* DIRECTIONS FOR THIS TASK
Read the lines that follow and pick out every one containing the word "name".

════════════════════

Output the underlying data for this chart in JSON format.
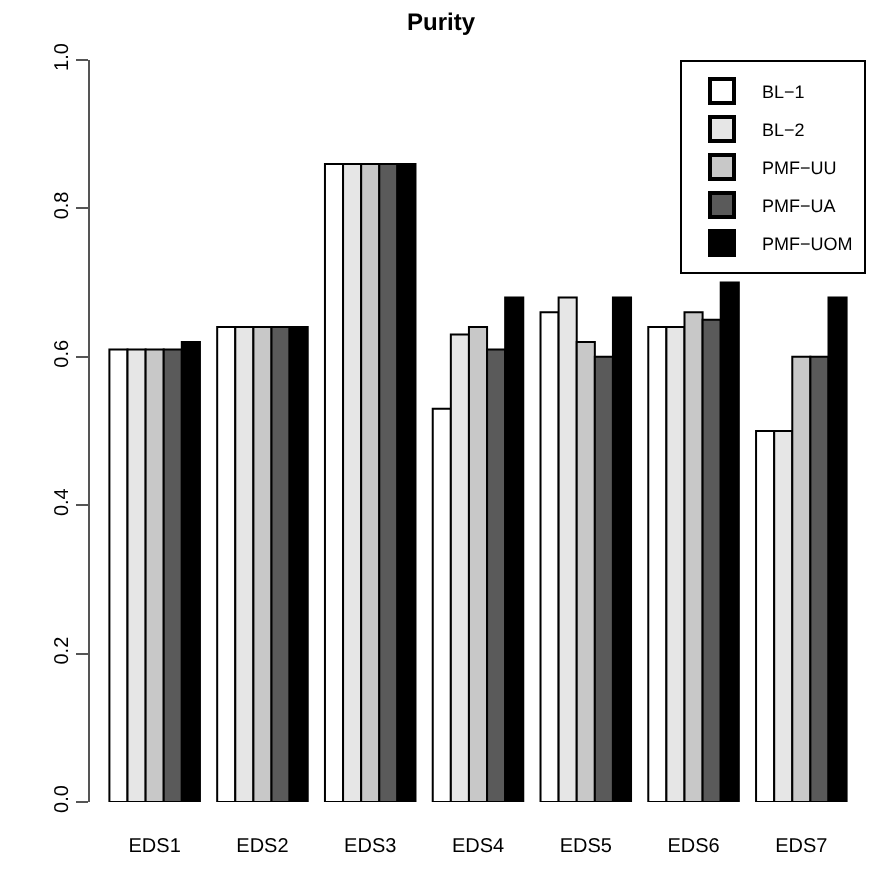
{
  "chart_data": {
    "type": "bar",
    "title": "Purity",
    "categories": [
      "EDS1",
      "EDS2",
      "EDS3",
      "EDS4",
      "EDS5",
      "EDS6",
      "EDS7"
    ],
    "series": [
      {
        "name": "BL−1",
        "color": "#ffffff",
        "values": [
          0.61,
          0.64,
          0.86,
          0.53,
          0.66,
          0.64,
          0.5
        ]
      },
      {
        "name": "BL−2",
        "color": "#e6e6e6",
        "values": [
          0.61,
          0.64,
          0.86,
          0.63,
          0.68,
          0.64,
          0.5
        ]
      },
      {
        "name": "PMF−UU",
        "color": "#c8c8c8",
        "values": [
          0.61,
          0.64,
          0.86,
          0.64,
          0.62,
          0.66,
          0.6
        ]
      },
      {
        "name": "PMF−UA",
        "color": "#5a5a5a",
        "values": [
          0.61,
          0.64,
          0.86,
          0.61,
          0.6,
          0.65,
          0.6
        ]
      },
      {
        "name": "PMF−UOM",
        "color": "#000000",
        "values": [
          0.62,
          0.64,
          0.86,
          0.68,
          0.68,
          0.7,
          0.68
        ]
      }
    ],
    "ylim": [
      0,
      1
    ],
    "yticks": [
      {
        "value": 0,
        "label": "0.0"
      },
      {
        "value": 0.2,
        "label": "0.2"
      },
      {
        "value": 0.4,
        "label": "0.4"
      },
      {
        "value": 0.6,
        "label": "0.6"
      },
      {
        "value": 0.8,
        "label": "0.8"
      },
      {
        "value": 1,
        "label": "1.0"
      }
    ],
    "legend": "top right"
  }
}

════════════════════

* PROBLEM SOLUTION
        "name": "BL−1",
        "name": "BL−2",
        "name": "PMF−UU",
        "name": "PMF−UA",
        "name": "PMF−UOM",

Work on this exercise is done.